[Begin Input]
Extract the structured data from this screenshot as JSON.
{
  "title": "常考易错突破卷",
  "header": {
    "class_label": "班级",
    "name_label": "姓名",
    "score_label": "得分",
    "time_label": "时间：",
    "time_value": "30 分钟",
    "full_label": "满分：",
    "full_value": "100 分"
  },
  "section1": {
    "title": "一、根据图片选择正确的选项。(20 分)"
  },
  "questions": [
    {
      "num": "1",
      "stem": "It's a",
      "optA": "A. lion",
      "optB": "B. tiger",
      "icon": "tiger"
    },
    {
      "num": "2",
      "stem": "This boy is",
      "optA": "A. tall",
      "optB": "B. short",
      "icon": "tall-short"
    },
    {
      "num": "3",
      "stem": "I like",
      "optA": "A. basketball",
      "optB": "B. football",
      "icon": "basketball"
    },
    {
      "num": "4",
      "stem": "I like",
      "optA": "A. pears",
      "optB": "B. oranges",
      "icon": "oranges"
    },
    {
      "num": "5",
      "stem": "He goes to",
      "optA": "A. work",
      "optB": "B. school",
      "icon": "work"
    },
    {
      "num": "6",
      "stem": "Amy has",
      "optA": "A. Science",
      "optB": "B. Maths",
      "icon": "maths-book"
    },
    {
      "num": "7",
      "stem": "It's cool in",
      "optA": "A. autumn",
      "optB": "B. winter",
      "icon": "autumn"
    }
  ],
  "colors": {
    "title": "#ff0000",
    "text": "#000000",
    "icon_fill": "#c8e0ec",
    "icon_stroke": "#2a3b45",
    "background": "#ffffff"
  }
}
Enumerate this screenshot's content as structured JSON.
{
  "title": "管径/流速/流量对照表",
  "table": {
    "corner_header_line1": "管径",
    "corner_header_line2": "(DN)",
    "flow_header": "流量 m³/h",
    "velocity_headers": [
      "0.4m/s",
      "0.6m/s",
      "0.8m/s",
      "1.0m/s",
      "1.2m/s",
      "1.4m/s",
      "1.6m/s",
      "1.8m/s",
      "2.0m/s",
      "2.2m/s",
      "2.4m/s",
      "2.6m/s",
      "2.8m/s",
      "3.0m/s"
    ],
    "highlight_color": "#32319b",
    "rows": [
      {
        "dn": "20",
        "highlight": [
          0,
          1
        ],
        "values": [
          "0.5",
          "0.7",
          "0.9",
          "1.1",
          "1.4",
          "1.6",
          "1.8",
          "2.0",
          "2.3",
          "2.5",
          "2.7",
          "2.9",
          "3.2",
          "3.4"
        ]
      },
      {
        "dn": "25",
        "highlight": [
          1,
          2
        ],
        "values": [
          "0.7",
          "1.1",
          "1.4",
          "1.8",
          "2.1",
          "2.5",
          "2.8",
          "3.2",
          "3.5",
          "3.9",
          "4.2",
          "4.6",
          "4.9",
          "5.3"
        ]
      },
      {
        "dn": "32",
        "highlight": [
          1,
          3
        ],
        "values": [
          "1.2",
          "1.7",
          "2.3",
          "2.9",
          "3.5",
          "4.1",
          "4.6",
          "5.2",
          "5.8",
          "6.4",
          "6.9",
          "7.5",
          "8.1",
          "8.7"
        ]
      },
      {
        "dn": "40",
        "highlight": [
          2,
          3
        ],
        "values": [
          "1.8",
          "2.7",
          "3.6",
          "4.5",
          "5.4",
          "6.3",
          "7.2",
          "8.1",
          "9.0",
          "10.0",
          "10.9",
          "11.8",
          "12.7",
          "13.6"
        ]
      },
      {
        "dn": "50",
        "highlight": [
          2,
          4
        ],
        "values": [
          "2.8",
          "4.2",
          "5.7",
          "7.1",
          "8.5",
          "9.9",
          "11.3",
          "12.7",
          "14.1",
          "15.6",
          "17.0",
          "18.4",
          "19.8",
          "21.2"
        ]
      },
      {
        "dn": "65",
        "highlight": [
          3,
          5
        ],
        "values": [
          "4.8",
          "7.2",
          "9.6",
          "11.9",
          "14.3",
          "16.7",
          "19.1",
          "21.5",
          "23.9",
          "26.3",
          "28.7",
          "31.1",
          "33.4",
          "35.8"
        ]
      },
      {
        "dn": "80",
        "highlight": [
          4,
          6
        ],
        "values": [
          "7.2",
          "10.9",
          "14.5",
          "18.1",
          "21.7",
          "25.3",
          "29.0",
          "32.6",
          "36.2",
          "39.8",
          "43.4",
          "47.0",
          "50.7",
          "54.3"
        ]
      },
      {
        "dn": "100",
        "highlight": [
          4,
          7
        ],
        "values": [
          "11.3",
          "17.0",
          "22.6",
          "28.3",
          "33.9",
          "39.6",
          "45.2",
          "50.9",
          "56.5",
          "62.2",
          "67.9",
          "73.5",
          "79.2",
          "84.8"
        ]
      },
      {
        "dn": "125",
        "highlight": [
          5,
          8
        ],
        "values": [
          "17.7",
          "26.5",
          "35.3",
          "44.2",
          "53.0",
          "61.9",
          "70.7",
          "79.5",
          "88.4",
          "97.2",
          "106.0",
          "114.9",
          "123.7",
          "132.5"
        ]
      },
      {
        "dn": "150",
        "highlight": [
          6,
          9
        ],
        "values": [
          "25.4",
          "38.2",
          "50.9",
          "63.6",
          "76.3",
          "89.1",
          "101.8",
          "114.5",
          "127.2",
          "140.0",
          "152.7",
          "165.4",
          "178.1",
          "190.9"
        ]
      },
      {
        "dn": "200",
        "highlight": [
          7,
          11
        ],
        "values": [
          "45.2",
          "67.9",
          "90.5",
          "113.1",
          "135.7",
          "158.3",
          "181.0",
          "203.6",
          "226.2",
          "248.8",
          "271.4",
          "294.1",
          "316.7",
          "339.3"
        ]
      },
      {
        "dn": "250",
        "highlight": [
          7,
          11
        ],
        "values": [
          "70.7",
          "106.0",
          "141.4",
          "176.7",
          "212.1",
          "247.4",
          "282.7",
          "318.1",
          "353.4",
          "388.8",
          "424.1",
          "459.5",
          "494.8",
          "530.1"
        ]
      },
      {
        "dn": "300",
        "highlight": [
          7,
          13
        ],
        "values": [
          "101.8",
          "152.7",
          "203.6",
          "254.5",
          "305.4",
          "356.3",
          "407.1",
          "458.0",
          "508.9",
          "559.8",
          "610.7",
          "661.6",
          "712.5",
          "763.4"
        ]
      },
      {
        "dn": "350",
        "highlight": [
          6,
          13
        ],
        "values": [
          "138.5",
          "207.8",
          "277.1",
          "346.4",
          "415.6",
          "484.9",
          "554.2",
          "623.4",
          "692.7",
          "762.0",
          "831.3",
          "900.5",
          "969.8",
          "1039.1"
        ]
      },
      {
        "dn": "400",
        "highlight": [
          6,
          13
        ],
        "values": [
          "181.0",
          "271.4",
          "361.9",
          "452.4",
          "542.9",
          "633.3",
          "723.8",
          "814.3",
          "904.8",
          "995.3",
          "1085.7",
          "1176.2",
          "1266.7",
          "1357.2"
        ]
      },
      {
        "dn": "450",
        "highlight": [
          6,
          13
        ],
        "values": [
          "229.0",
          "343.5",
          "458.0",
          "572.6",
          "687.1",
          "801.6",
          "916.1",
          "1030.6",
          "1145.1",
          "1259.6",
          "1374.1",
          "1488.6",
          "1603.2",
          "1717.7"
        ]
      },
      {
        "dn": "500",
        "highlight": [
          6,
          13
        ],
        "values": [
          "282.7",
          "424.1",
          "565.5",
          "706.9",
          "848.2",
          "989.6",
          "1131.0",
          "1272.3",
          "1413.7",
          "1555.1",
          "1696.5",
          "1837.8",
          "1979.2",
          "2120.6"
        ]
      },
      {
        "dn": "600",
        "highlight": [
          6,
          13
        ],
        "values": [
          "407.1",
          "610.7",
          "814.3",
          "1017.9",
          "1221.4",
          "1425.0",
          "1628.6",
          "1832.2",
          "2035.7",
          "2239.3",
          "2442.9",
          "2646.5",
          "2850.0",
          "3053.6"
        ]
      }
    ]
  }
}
[End Input]
Problem to solve » Some lines of the data above may hold the word "screenshot"; report how many do, and nothing else.

Exercise answer » 2